*Task goal:* Gather all lines in the records below that include the word "zariadení".

*Task input:*
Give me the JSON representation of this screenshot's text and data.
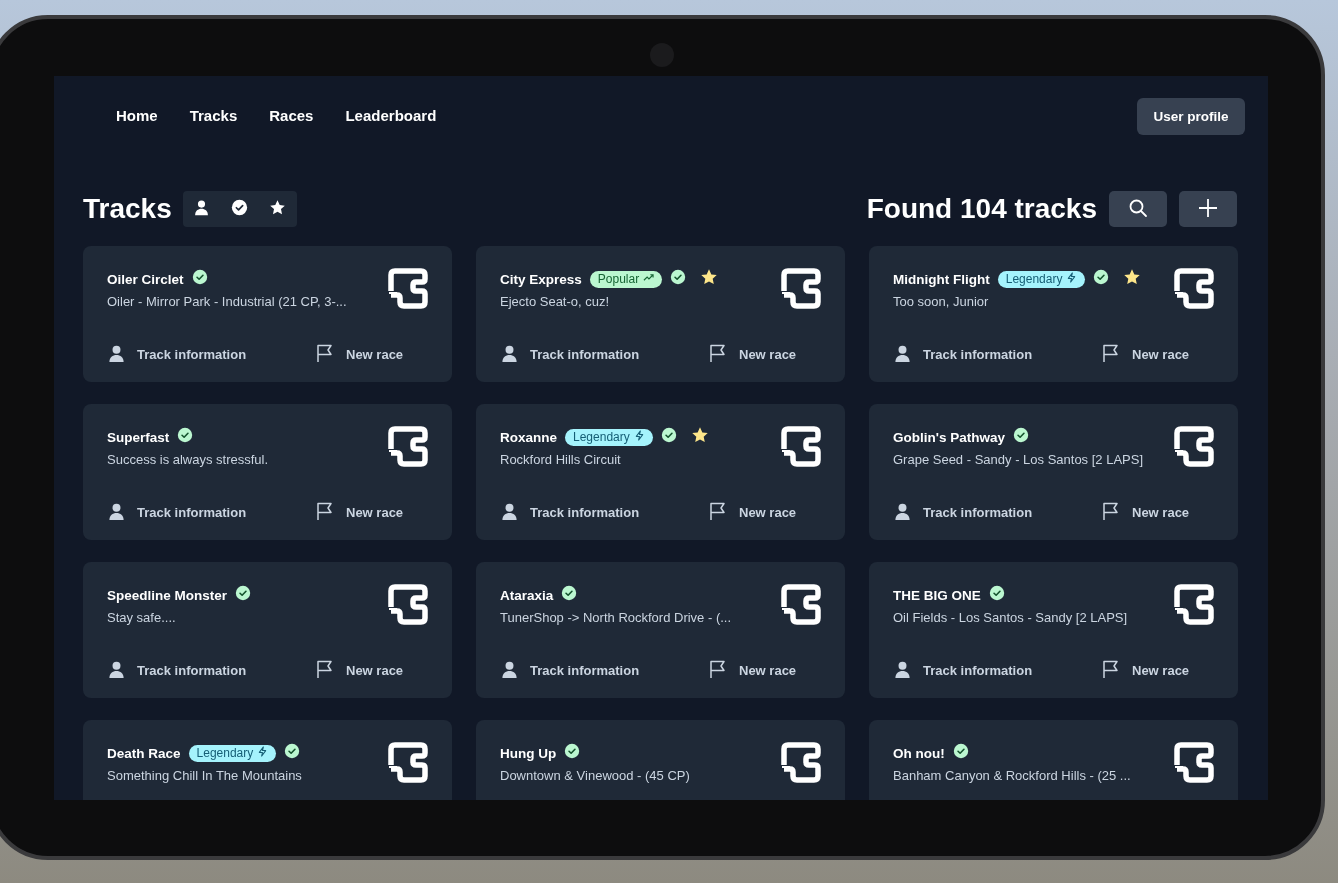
{
  "nav": {
    "links": [
      "Home",
      "Tracks",
      "Races",
      "Leaderboard"
    ],
    "profile_button": "User profile"
  },
  "header": {
    "title": "Tracks",
    "count": "Found 104 tracks"
  },
  "tracks": [
    {
      "name": "Oiler Circlet",
      "verified": true,
      "starred": false,
      "description": "Oiler - Mirror Park - Industrial (21 CP, 3-...",
      "info_button": "Track information",
      "race_button": "New race"
    },
    {
      "name": "City Express",
      "badge": {
        "kind": "popular",
        "label": "Popular"
      },
      "verified": true,
      "starred": true,
      "description": "Ejecto Seat-o, cuz!",
      "info_button": "Track information",
      "race_button": "New race"
    },
    {
      "name": "Midnight Flight",
      "badge": {
        "kind": "legendary",
        "label": "Legendary"
      },
      "verified": true,
      "starred": true,
      "description": "Too soon, Junior",
      "info_button": "Track information",
      "race_button": "New race"
    },
    {
      "name": "Superfast",
      "verified": true,
      "starred": false,
      "description": "Success is always stressful.",
      "info_button": "Track information",
      "race_button": "New race"
    },
    {
      "name": "Roxanne",
      "badge": {
        "kind": "legendary",
        "label": "Legendary"
      },
      "verified": true,
      "starred": true,
      "description": "Rockford Hills Circuit",
      "info_button": "Track information",
      "race_button": "New race"
    },
    {
      "name": "Goblin's Pathway",
      "verified": true,
      "starred": false,
      "description": "Grape Seed - Sandy - Los Santos [2 LAPS]",
      "info_button": "Track information",
      "race_button": "New race"
    },
    {
      "name": "Speedline Monster",
      "verified": true,
      "starred": false,
      "description": "Stay safe....",
      "info_button": "Track information",
      "race_button": "New race"
    },
    {
      "name": "Ataraxia",
      "verified": true,
      "starred": false,
      "description": "TunerShop -> North Rockford Drive - (...",
      "info_button": "Track information",
      "race_button": "New race"
    },
    {
      "name": "THE BIG ONE",
      "verified": true,
      "starred": false,
      "description": "Oil Fields - Los Santos - Sandy [2 LAPS]",
      "info_button": "Track information",
      "race_button": "New race"
    },
    {
      "name": "Death Race",
      "badge": {
        "kind": "legendary",
        "label": "Legendary"
      },
      "verified": true,
      "starred": false,
      "description": "Something Chill In The Mountains"
    },
    {
      "name": "Hung Up",
      "verified": true,
      "starred": false,
      "description": "Downtown & Vinewood - (45 CP)"
    },
    {
      "name": "Oh nou!",
      "verified": true,
      "starred": false,
      "description": "Banham Canyon & Rockford Hills - (25 ..."
    }
  ]
}
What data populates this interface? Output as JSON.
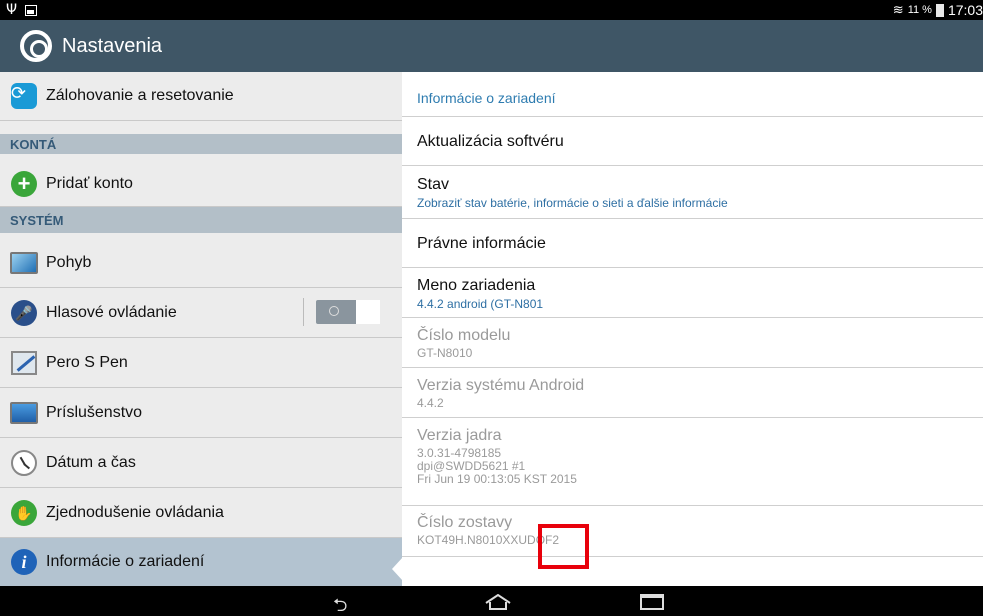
{
  "status": {
    "usb_icon": "usb-icon",
    "image_icon": "image-notification-icon",
    "wifi_icon": "wifi-icon",
    "battery_pct": "11 %",
    "time": "17:03"
  },
  "app": {
    "title": "Nastavenia",
    "icon": "settings-gear-icon"
  },
  "sidebar": {
    "items_top": [
      {
        "label": "Zálohovanie a resetovanie",
        "icon": "backup-icon"
      }
    ],
    "section_accounts": "KONTÁ",
    "add_account": "Pridať konto",
    "section_system": "SYSTÉM",
    "items_system": [
      {
        "label": "Pohyb",
        "icon": "motion-icon"
      },
      {
        "label": "Hlasové ovládanie",
        "icon": "voice-control-icon",
        "toggle": "off"
      },
      {
        "label": "Pero S Pen",
        "icon": "s-pen-icon"
      },
      {
        "label": "Príslušenstvo",
        "icon": "accessory-icon"
      },
      {
        "label": "Dátum a čas",
        "icon": "clock-icon"
      },
      {
        "label": "Zjednodušenie ovládania",
        "icon": "accessibility-icon"
      },
      {
        "label": "Informácie o zariadení",
        "icon": "info-icon",
        "selected": true
      }
    ]
  },
  "detail": {
    "header": "Informácie o zariadení",
    "software_update": "Aktualizácia softvéru",
    "status_title": "Stav",
    "status_sub": "Zobraziť stav batérie, informácie o sieti a ďalšie informácie",
    "legal": "Právne informácie",
    "device_name_title": "Meno zariadenia",
    "device_name_value": "4.4.2 android (GT-N801",
    "model_title": "Číslo modelu",
    "model_value": "GT-N8010",
    "android_title": "Verzia systému Android",
    "android_value": "4.4.2",
    "kernel_title": "Verzia jadra",
    "kernel_line1": "3.0.31-4798185",
    "kernel_line2": "dpi@SWDD5621 #1",
    "kernel_line3": "Fri Jun 19 00:13:05 KST 2015",
    "build_title": "Číslo zostavy",
    "build_value": "KOT49H.N8010XXUDOF2"
  },
  "colors": {
    "actionbar": "#3f5666",
    "accent": "#2e7cb0",
    "highlight": "#e8000b"
  },
  "navbar": {
    "back_icon": "back-icon",
    "home_icon": "home-icon",
    "recent_icon": "recent-apps-icon"
  }
}
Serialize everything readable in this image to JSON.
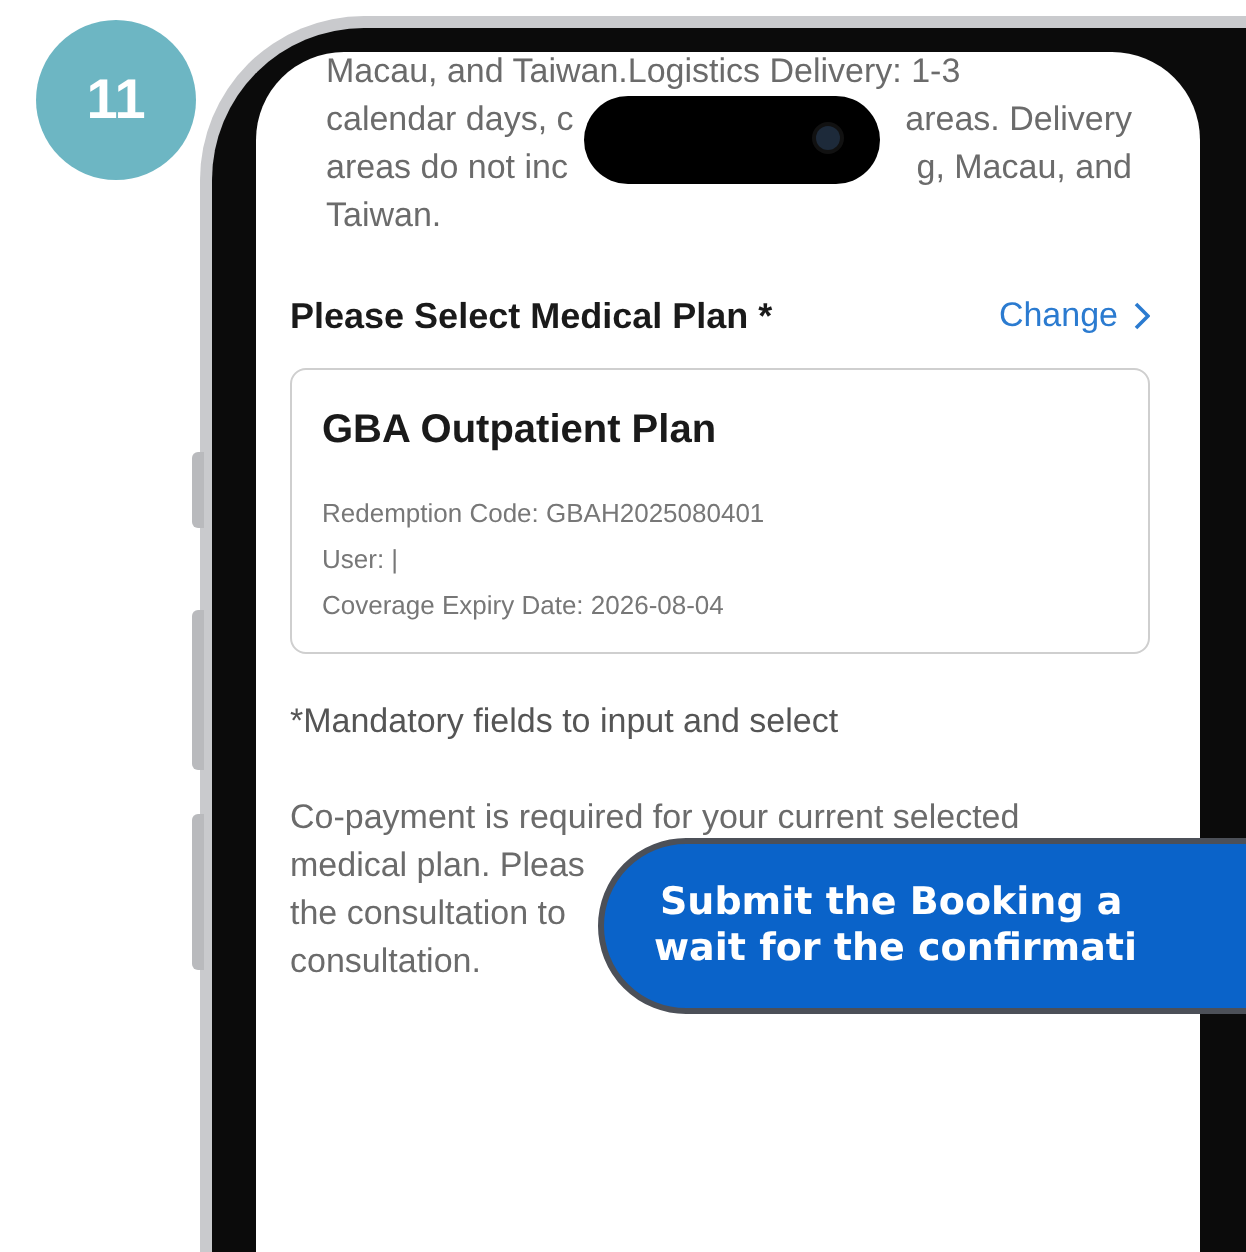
{
  "step_badge": "11",
  "delivery_note": {
    "lines": [
      {
        "left": "Macau, and Taiwan.Logistics Delivery: 1-3"
      },
      {
        "left": "calendar days, c",
        "right": "areas. Delivery"
      },
      {
        "left": "areas do not inc",
        "right": "g, Macau, and"
      },
      {
        "left": "Taiwan."
      }
    ]
  },
  "medical_plan": {
    "heading": "Please Select Medical Plan *",
    "change_link": "Change",
    "card": {
      "title": "GBA Outpatient Plan",
      "details": [
        "Redemption Code: GBAH2025080401",
        "User: |",
        "Coverage Expiry Date: 2026-08-04"
      ]
    }
  },
  "mandatory_note": "*Mandatory fields to input and select",
  "copayment_note": {
    "lines": [
      "Co-payment is required for your current selected",
      "medical plan. Pleas",
      "the consultation to",
      "consultation."
    ]
  },
  "callout": {
    "lines": [
      "Submit the Booking a",
      "wait for the confirmati"
    ]
  }
}
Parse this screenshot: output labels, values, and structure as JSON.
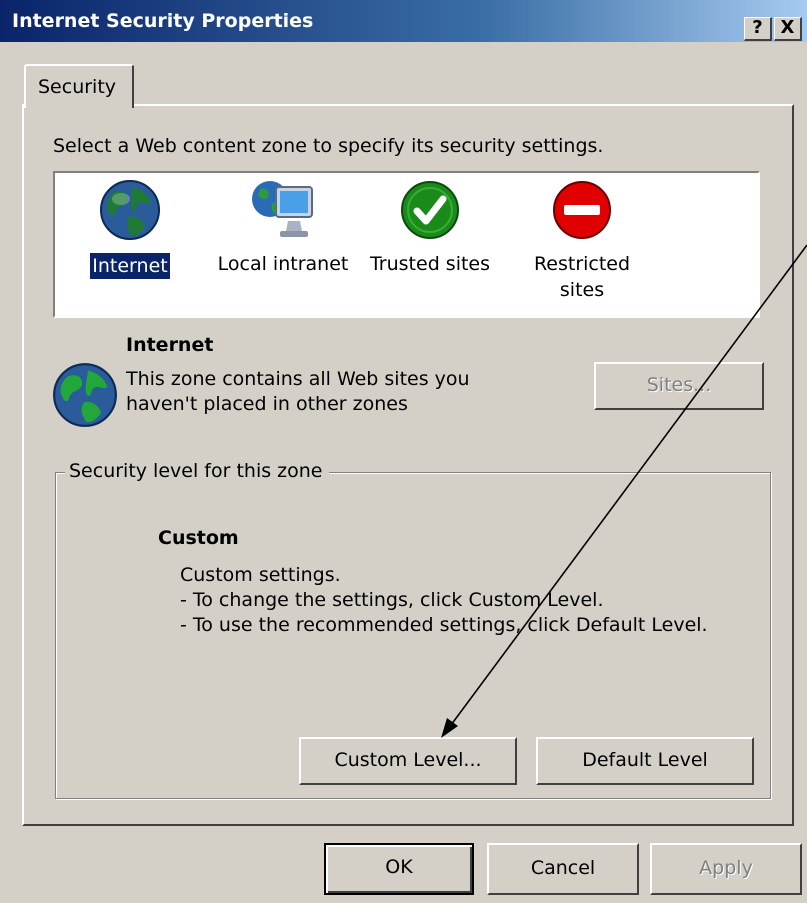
{
  "window": {
    "title": "Internet Security Properties",
    "help_glyph": "?",
    "close_glyph": "X"
  },
  "tabs": [
    {
      "label": "Security"
    }
  ],
  "instruction": "Select a Web content zone to specify its security settings.",
  "zones": [
    {
      "label": "Internet",
      "icon": "globe-icon"
    },
    {
      "label": "Local intranet",
      "icon": "intranet-computer-icon"
    },
    {
      "label": "Trusted sites",
      "icon": "checkmark-icon"
    },
    {
      "label_line1": "Restricted",
      "label_line2": "sites",
      "icon": "no-entry-icon"
    }
  ],
  "selected_zone": {
    "title": "Internet",
    "desc_line1": "This zone contains all Web sites you",
    "desc_line2": "haven't placed in other zones",
    "sites_button": "Sites..."
  },
  "security_level": {
    "group_label": "Security level for this zone",
    "level_name": "Custom",
    "line1": "Custom settings.",
    "line2": "- To change the settings, click Custom Level.",
    "line3": "- To use the recommended settings, click Default Level.",
    "custom_level_button": "Custom Level...",
    "default_level_button": "Default Level"
  },
  "footer": {
    "ok_button": "OK",
    "cancel_button": "Cancel",
    "apply_button": "Apply"
  },
  "colors": {
    "title_bar": "#0a246a",
    "dialog_face": "#d4d0c8",
    "selection": "#0a246a",
    "trusted_green": "#1a8a1a",
    "restricted_red": "#e00000"
  }
}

*Answer to this task:*
        "label": "Informácie o zariadení",
    "header": "Informácie o zariadení",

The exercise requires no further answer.